-- START Provided records --
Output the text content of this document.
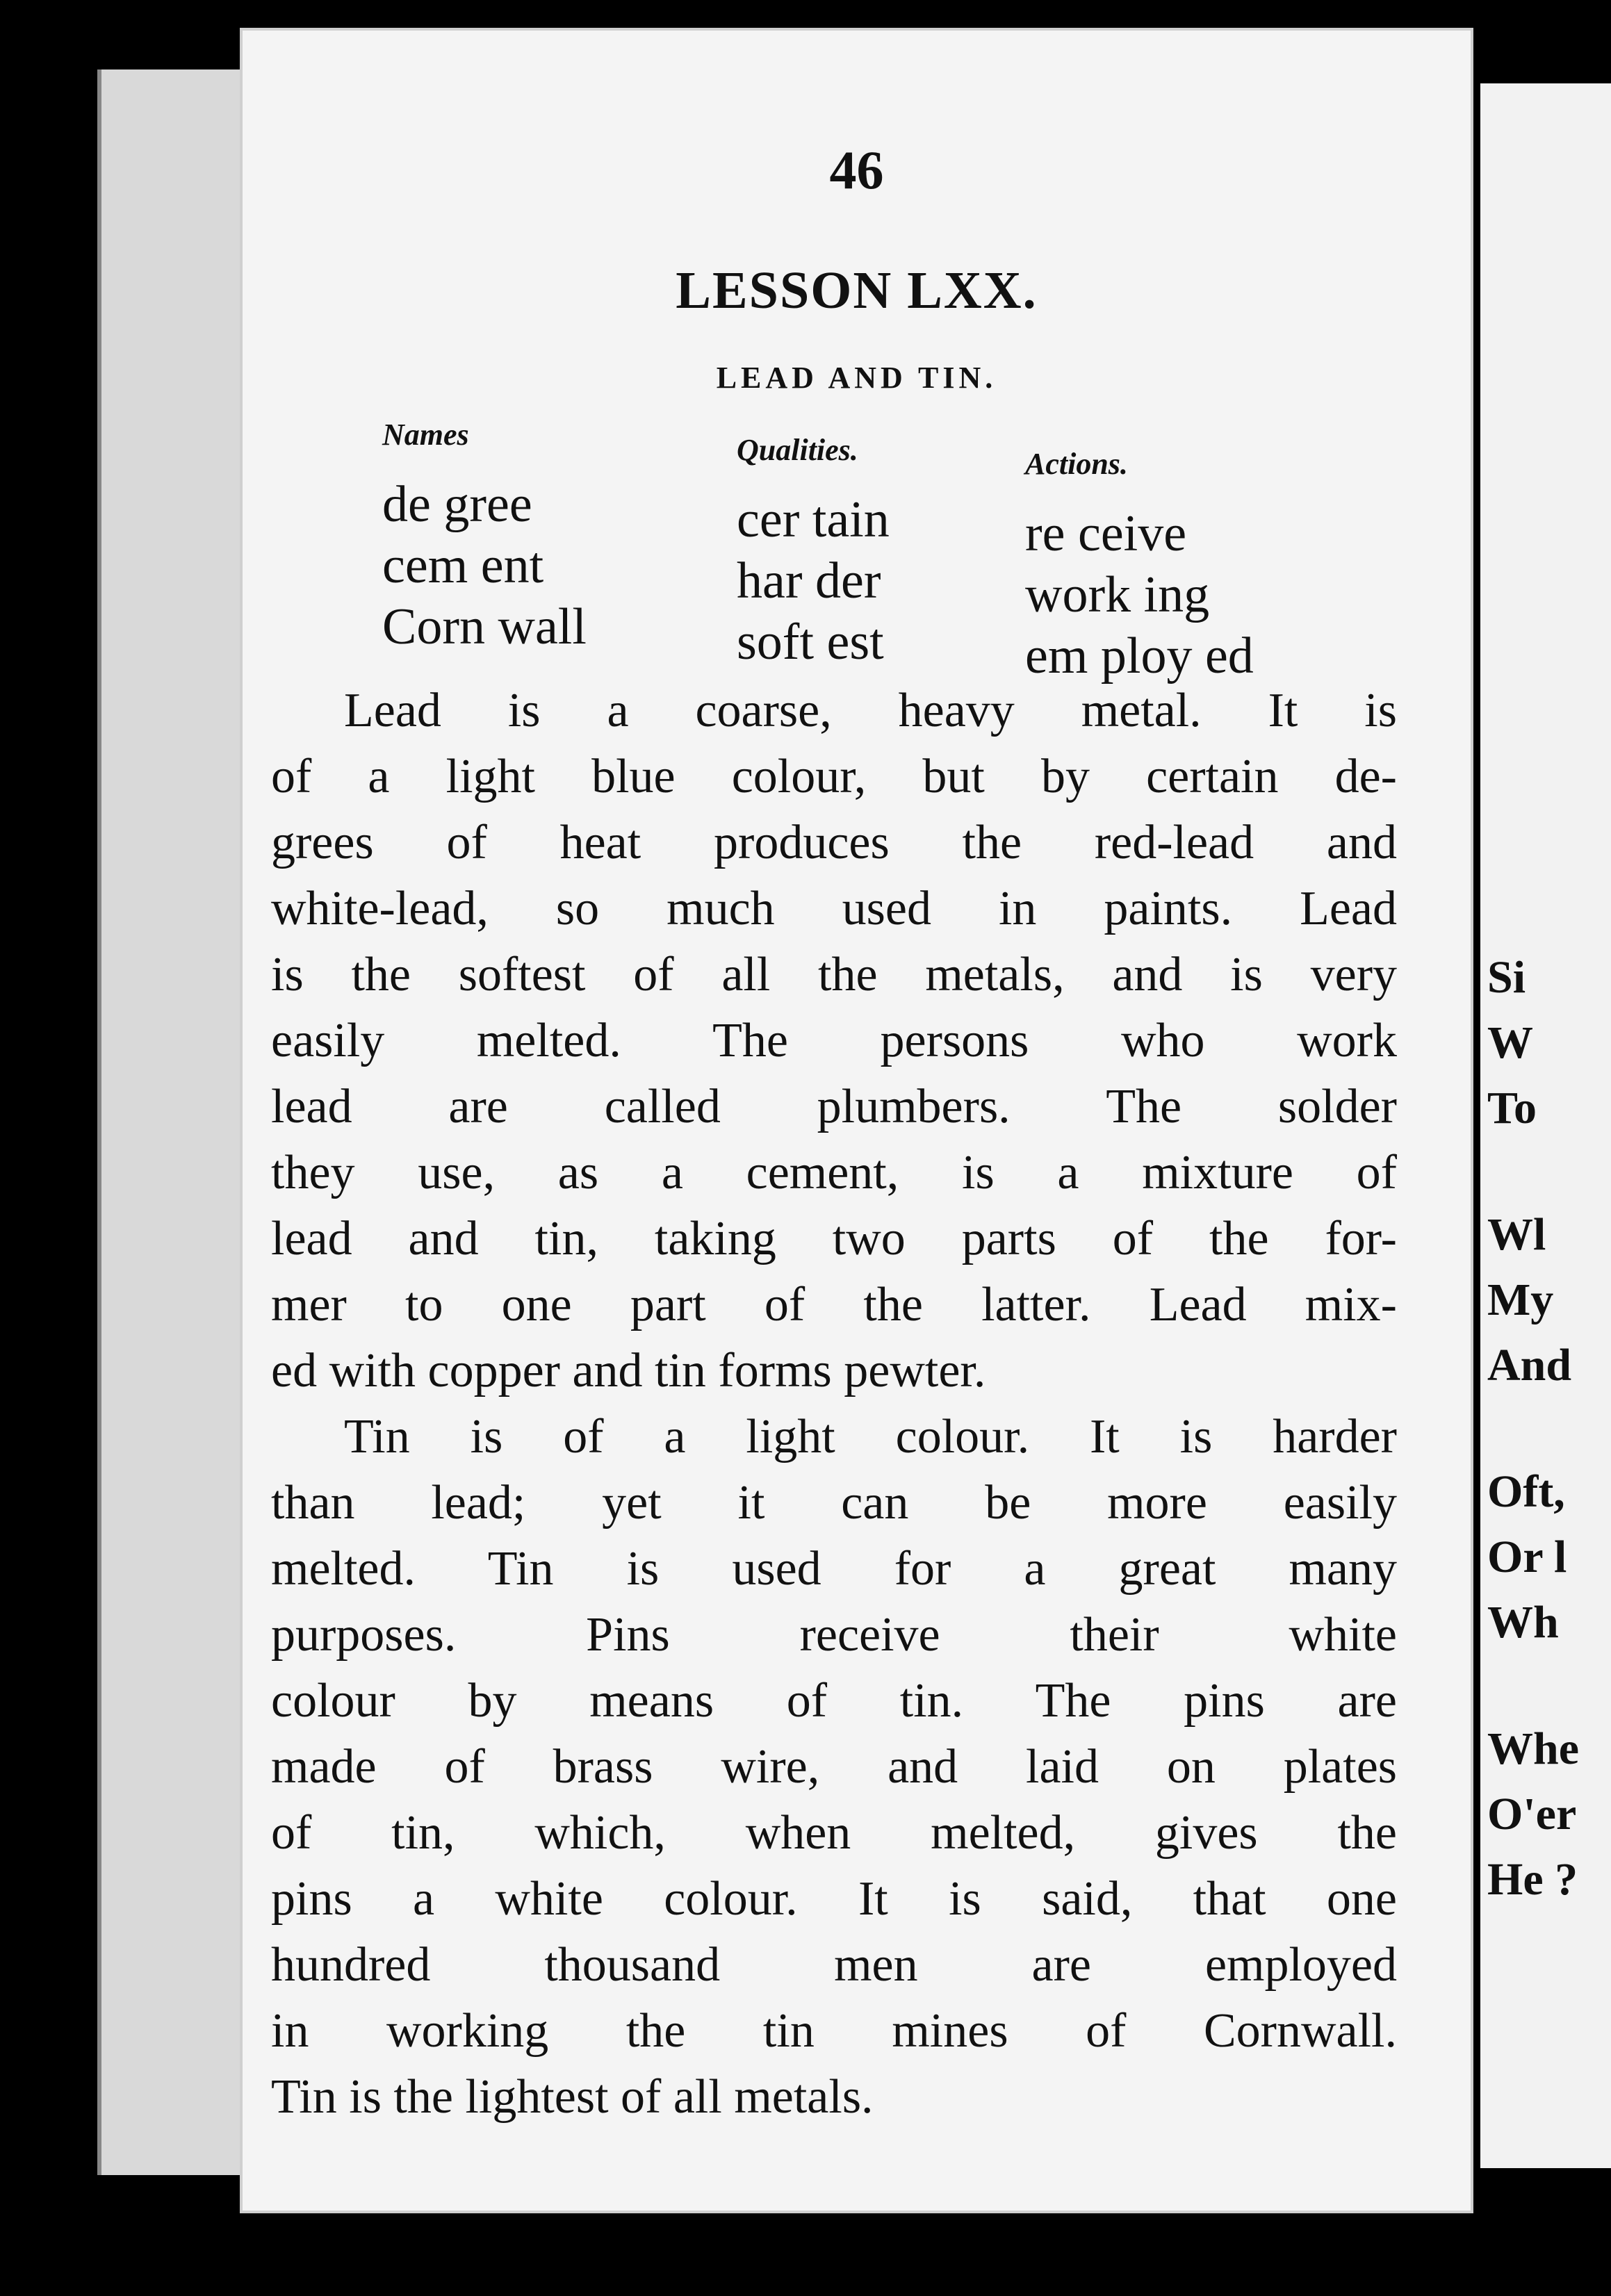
46
LESSON LXX.
LEAD AND TIN.
Names
de gree
cem ent
Corn wall
Qualities.
cer tain
har der
soft est
Actions.
re ceive
work ing
em ploy ed
Lead is a coarse, heavy metal. It is
of a light blue colour, but by certain de-
grees of heat produces the red-lead and
white-lead, so much used in paints. Lead
is the softest of all the metals, and is very
easily melted. The persons who work
lead are called plumbers. The solder
they use, as a cement, is a mixture of
lead and tin, taking two parts of the for-
mer to one part of the latter. Lead mix-
ed with copper and tin forms pewter.
Tin is of a light colour. It is harder
than lead; yet it can be more easily
melted. Tin is used for a great many
purposes. Pins receive their white
colour by means of tin. The pins are
made of brass wire, and laid on plates
of tin, which, when melted, gives the
pins a white colour. It is said, that one
hundred thousand men are employed
in working the tin mines of Cornwall.
Tin is the lightest of all metals.
Si
W
To
Wl
My
And
Oft,
Or l
Wh
Whe
O'er
He ?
-- END Provided records --
◆ What to work on: Leave out the pictures and give the rest of the records again exactly.

◆ Result of this task:
Output the text content of this document.
46
LESSON LXX.
LEAD AND TIN.
Names
de gree
cem ent
Corn wall
Qualities.
cer tain
har der
soft est
Actions.
re ceive
work ing
em ploy ed
Lead is a coarse, heavy metal. It is
of a light blue colour, but by certain de-
grees of heat produces the red-lead and
white-lead, so much used in paints. Lead
is the softest of all the metals, and is very
easily melted. The persons who work
lead are called plumbers. The solder
they use, as a cement, is a mixture of
lead and tin, taking two parts of the for-
mer to one part of the latter. Lead mix-
ed with copper and tin forms pewter.
Tin is of a light colour. It is harder
than lead; yet it can be more easily
melted. Tin is used for a great many
purposes. Pins receive their white
colour by means of tin. The pins are
made of brass wire, and laid on plates
of tin, which, when melted, gives the
pins a white colour. It is said, that one
hundred thousand men are employed
in working the tin mines of Cornwall.
Tin is the lightest of all metals.
Si
W
To
Wl
My
And
Oft,
Or l
Wh
Whe
O'er
He ?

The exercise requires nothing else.